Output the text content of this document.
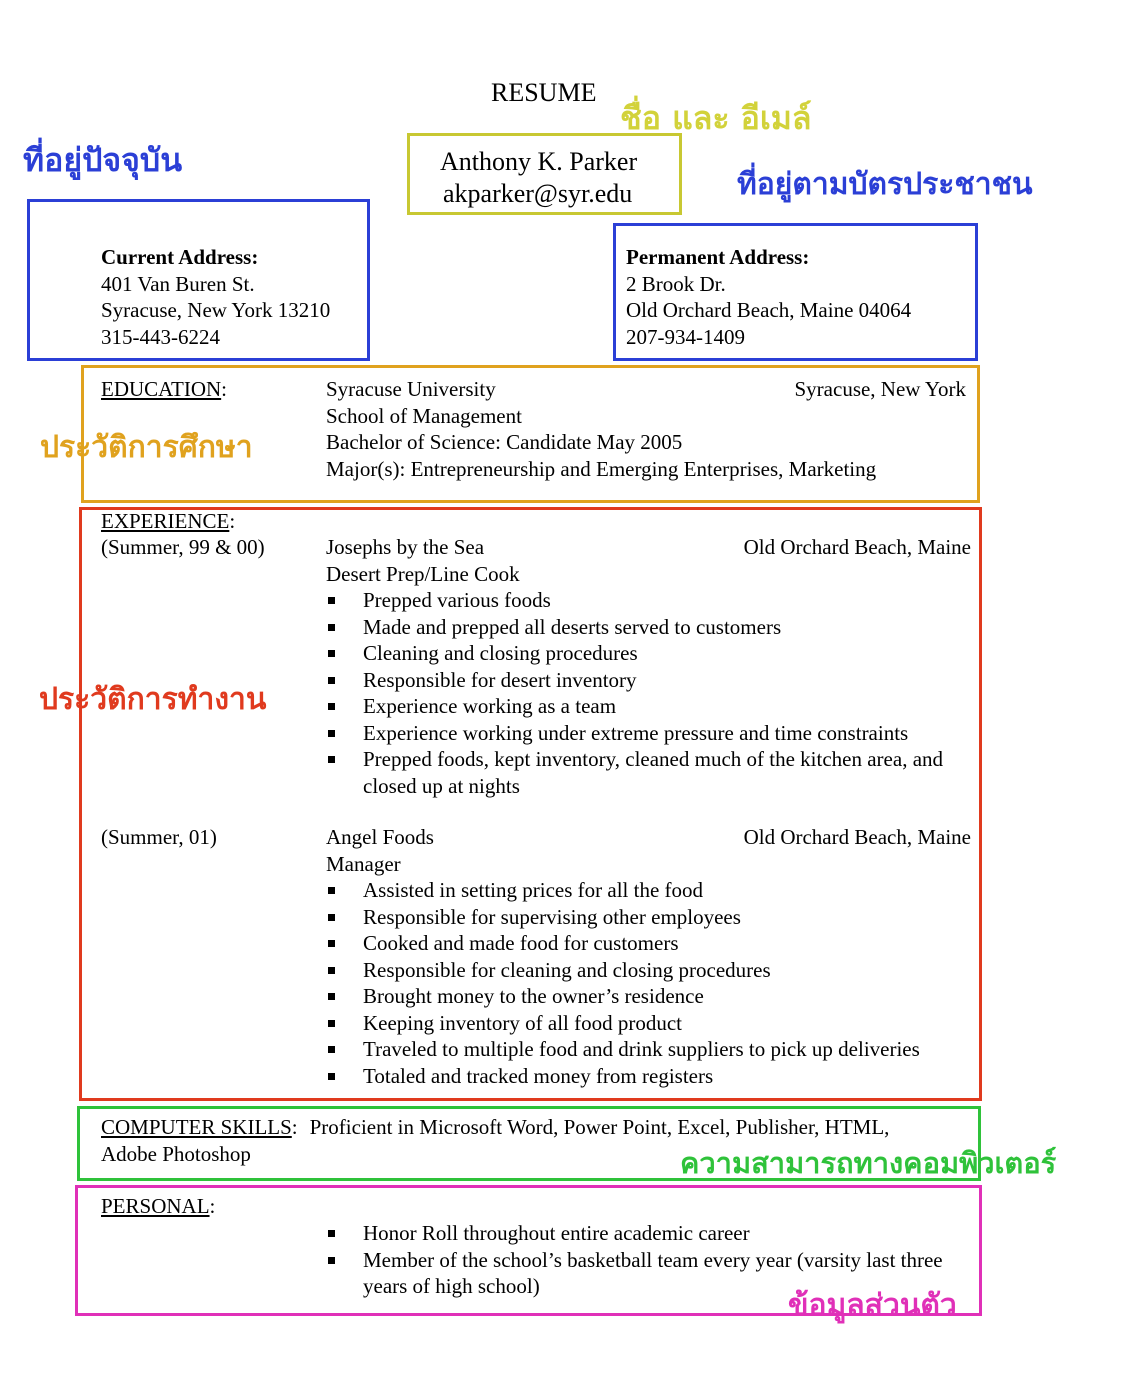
RESUME
ที่อยู่ปัจจุบัน
ชื่อ และ อีเมล์
ที่อยู่ตามบัตรประชาชน
ประวัติการศึกษา
ประวัติการทำงาน
ความสามารถทางคอมพิวเตอร์
ข้อมูลส่วนตัว
Anthony K. Parker
akparker@syr.edu
Current Address:
401 Van Buren St.
Syracuse, New York 13210
315-443-6224
Permanent Address:
2 Brook Dr.
Old Orchard Beach, Maine 04064
207-934-1409
EDUCATION:	Syracuse University	Syracuse, New York
School of Management
Bachelor of Science: Candidate May 2005
Major(s): Entrepreneurship and Emerging Enterprises, Marketing
EXPERIENCE:
(Summer, 99 & 00)	Josephs by the Sea	Old Orchard Beach, Maine
Desert Prep/Line Cook
Prepped various foods
Made and prepped all deserts served to customers
Cleaning and closing procedures
Responsible for desert inventory
Experience working as a team
Experience working under extreme pressure and time constraints
Prepped foods, kept inventory, cleaned much of the kitchen area, and
closed up at nights
(Summer, 01)	Angel Foods	Old Orchard Beach, Maine
Manager
Assisted in setting prices for all the food
Responsible for supervising other employees
Cooked and made food for customers
Responsible for cleaning and closing procedures
Brought money to the owner’s residence
Keeping inventory of all food product
Traveled to multiple food and drink suppliers to pick up deliveries
Totaled and tracked money from registers
COMPUTER SKILLS: Proficient in Microsoft Word, Power Point, Excel, Publisher, HTML,
Adobe Photoshop
PERSONAL:
Honor Roll throughout entire academic career
Member of the school’s basketball team every year (varsity last three
years of high school)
- - - -
▶ _What you have to do_
Find how many of the lines above have the word "Address" in them. State only that number.

▶ _Response to this exercise_
2